— start of Supplied records —

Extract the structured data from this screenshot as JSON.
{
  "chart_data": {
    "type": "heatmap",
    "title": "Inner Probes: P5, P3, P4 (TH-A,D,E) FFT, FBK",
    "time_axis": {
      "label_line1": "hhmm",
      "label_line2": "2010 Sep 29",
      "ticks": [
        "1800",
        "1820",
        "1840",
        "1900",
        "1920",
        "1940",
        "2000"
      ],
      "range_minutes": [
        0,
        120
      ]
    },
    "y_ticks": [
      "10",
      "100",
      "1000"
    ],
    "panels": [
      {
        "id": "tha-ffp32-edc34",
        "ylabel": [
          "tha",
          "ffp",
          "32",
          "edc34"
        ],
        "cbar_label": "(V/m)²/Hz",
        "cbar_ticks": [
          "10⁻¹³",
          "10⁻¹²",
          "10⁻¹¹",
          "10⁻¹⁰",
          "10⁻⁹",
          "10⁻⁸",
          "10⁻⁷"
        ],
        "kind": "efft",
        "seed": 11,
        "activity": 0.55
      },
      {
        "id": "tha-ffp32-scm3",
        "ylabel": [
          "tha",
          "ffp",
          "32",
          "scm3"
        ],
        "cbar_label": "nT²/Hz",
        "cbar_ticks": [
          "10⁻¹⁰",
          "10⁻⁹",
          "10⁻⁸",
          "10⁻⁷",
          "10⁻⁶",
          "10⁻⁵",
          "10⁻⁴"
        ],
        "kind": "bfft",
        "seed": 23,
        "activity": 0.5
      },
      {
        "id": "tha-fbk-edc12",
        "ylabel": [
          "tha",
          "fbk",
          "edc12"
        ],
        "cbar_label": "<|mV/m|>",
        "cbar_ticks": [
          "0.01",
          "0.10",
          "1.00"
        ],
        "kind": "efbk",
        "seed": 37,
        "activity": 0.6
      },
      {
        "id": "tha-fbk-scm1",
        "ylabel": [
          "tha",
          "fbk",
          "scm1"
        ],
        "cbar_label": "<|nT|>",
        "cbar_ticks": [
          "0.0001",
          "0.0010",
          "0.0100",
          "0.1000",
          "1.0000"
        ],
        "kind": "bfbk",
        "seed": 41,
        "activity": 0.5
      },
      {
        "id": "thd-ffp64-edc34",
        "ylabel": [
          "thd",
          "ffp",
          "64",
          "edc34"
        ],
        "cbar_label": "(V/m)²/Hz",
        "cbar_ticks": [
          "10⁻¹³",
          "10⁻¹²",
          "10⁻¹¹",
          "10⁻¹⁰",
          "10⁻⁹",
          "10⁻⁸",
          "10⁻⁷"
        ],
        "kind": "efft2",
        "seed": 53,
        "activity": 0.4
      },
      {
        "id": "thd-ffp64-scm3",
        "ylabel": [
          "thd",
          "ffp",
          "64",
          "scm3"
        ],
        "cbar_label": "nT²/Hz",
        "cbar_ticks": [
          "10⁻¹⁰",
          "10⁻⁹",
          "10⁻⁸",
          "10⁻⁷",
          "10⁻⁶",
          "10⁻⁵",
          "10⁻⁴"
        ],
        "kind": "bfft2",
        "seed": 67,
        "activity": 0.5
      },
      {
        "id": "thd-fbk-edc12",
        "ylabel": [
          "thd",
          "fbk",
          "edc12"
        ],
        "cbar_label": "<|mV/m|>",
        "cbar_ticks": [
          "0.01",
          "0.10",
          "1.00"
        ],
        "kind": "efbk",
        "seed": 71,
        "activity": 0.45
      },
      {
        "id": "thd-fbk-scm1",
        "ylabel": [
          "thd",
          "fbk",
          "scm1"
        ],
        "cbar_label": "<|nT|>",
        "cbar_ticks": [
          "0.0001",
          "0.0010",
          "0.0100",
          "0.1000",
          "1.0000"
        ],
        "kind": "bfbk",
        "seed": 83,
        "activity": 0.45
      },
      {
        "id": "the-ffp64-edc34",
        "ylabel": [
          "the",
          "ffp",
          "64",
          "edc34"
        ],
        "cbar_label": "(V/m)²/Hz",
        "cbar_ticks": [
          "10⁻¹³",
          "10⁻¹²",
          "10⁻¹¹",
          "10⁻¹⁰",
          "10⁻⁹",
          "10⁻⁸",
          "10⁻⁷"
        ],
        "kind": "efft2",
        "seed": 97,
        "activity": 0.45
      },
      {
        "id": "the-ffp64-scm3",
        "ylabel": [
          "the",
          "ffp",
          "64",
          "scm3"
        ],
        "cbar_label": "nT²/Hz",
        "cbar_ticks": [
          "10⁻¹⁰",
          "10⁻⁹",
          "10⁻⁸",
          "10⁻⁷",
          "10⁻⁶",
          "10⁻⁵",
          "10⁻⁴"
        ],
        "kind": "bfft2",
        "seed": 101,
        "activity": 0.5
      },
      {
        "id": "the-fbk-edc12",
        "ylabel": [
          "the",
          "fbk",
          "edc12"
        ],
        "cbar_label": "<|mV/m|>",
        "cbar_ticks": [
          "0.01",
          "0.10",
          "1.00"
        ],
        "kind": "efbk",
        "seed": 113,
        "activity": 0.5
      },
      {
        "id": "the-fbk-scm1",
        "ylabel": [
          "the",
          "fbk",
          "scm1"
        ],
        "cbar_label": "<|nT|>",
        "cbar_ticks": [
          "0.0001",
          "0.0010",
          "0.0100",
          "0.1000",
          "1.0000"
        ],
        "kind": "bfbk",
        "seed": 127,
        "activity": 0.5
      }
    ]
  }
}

— end of Supplied records —

● **Task description**: Reproduce the complete set of lines precisely as supplied.

● **Reply**:
Extract the structured data from this screenshot as JSON.
{
  "chart_data": {
    "type": "heatmap",
    "title": "Inner Probes: P5, P3, P4 (TH-A,D,E) FFT, FBK",
    "time_axis": {
      "label_line1": "hhmm",
      "label_line2": "2010 Sep 29",
      "ticks": [
        "1800",
        "1820",
        "1840",
        "1900",
        "1920",
        "1940",
        "2000"
      ],
      "range_minutes": [
        0,
        120
      ]
    },
    "y_ticks": [
      "10",
      "100",
      "1000"
    ],
    "panels": [
      {
        "id": "tha-ffp32-edc34",
        "ylabel": [
          "tha",
          "ffp",
          "32",
          "edc34"
        ],
        "cbar_label": "(V/m)²/Hz",
        "cbar_ticks": [
          "10⁻¹³",
          "10⁻¹²",
          "10⁻¹¹",
          "10⁻¹⁰",
          "10⁻⁹",
          "10⁻⁸",
          "10⁻⁷"
        ],
        "kind": "efft",
        "seed": 11,
        "activity": 0.55
      },
      {
        "id": "tha-ffp32-scm3",
        "ylabel": [
          "tha",
          "ffp",
          "32",
          "scm3"
        ],
        "cbar_label": "nT²/Hz",
        "cbar_ticks": [
          "10⁻¹⁰",
          "10⁻⁹",
          "10⁻⁸",
          "10⁻⁷",
          "10⁻⁶",
          "10⁻⁵",
          "10⁻⁴"
        ],
        "kind": "bfft",
        "seed": 23,
        "activity": 0.5
      },
      {
        "id": "tha-fbk-edc12",
        "ylabel": [
          "tha",
          "fbk",
          "edc12"
        ],
        "cbar_label": "<|mV/m|>",
        "cbar_ticks": [
          "0.01",
          "0.10",
          "1.00"
        ],
        "kind": "efbk",
        "seed": 37,
        "activity": 0.6
      },
      {
        "id": "tha-fbk-scm1",
        "ylabel": [
          "tha",
          "fbk",
          "scm1"
        ],
        "cbar_label": "<|nT|>",
        "cbar_ticks": [
          "0.0001",
          "0.0010",
          "0.0100",
          "0.1000",
          "1.0000"
        ],
        "kind": "bfbk",
        "seed": 41,
        "activity": 0.5
      },
      {
        "id": "thd-ffp64-edc34",
        "ylabel": [
          "thd",
          "ffp",
          "64",
          "edc34"
        ],
        "cbar_label": "(V/m)²/Hz",
        "cbar_ticks": [
          "10⁻¹³",
          "10⁻¹²",
          "10⁻¹¹",
          "10⁻¹⁰",
          "10⁻⁹",
          "10⁻⁸",
          "10⁻⁷"
        ],
        "kind": "efft2",
        "seed": 53,
        "activity": 0.4
      },
      {
        "id": "thd-ffp64-scm3",
        "ylabel": [
          "thd",
          "ffp",
          "64",
          "scm3"
        ],
        "cbar_label": "nT²/Hz",
        "cbar_ticks": [
          "10⁻¹⁰",
          "10⁻⁹",
          "10⁻⁸",
          "10⁻⁷",
          "10⁻⁶",
          "10⁻⁵",
          "10⁻⁴"
        ],
        "kind": "bfft2",
        "seed": 67,
        "activity": 0.5
      },
      {
        "id": "thd-fbk-edc12",
        "ylabel": [
          "thd",
          "fbk",
          "edc12"
        ],
        "cbar_label": "<|mV/m|>",
        "cbar_ticks": [
          "0.01",
          "0.10",
          "1.00"
        ],
        "kind": "efbk",
        "seed": 71,
        "activity": 0.45
      },
      {
        "id": "thd-fbk-scm1",
        "ylabel": [
          "thd",
          "fbk",
          "scm1"
        ],
        "cbar_label": "<|nT|>",
        "cbar_ticks": [
          "0.0001",
          "0.0010",
          "0.0100",
          "0.1000",
          "1.0000"
        ],
        "kind": "bfbk",
        "seed": 83,
        "activity": 0.45
      },
      {
        "id": "the-ffp64-edc34",
        "ylabel": [
          "the",
          "ffp",
          "64",
          "edc34"
        ],
        "cbar_label": "(V/m)²/Hz",
        "cbar_ticks": [
          "10⁻¹³",
          "10⁻¹²",
          "10⁻¹¹",
          "10⁻¹⁰",
          "10⁻⁹",
          "10⁻⁸",
          "10⁻⁷"
        ],
        "kind": "efft2",
        "seed": 97,
        "activity": 0.45
      },
      {
        "id": "the-ffp64-scm3",
        "ylabel": [
          "the",
          "ffp",
          "64",
          "scm3"
        ],
        "cbar_label": "nT²/Hz",
        "cbar_ticks": [
          "10⁻¹⁰",
          "10⁻⁹",
          "10⁻⁸",
          "10⁻⁷",
          "10⁻⁶",
          "10⁻⁵",
          "10⁻⁴"
        ],
        "kind": "bfft2",
        "seed": 101,
        "activity": 0.5
      },
      {
        "id": "the-fbk-edc12",
        "ylabel": [
          "the",
          "fbk",
          "edc12"
        ],
        "cbar_label": "<|mV/m|>",
        "cbar_ticks": [
          "0.01",
          "0.10",
          "1.00"
        ],
        "kind": "efbk",
        "seed": 113,
        "activity": 0.5
      },
      {
        "id": "the-fbk-scm1",
        "ylabel": [
          "the",
          "fbk",
          "scm1"
        ],
        "cbar_label": "<|nT|>",
        "cbar_ticks": [
          "0.0001",
          "0.0010",
          "0.0100",
          "0.1000",
          "1.0000"
        ],
        "kind": "bfbk",
        "seed": 127,
        "activity": 0.5
      }
    ]
  }
}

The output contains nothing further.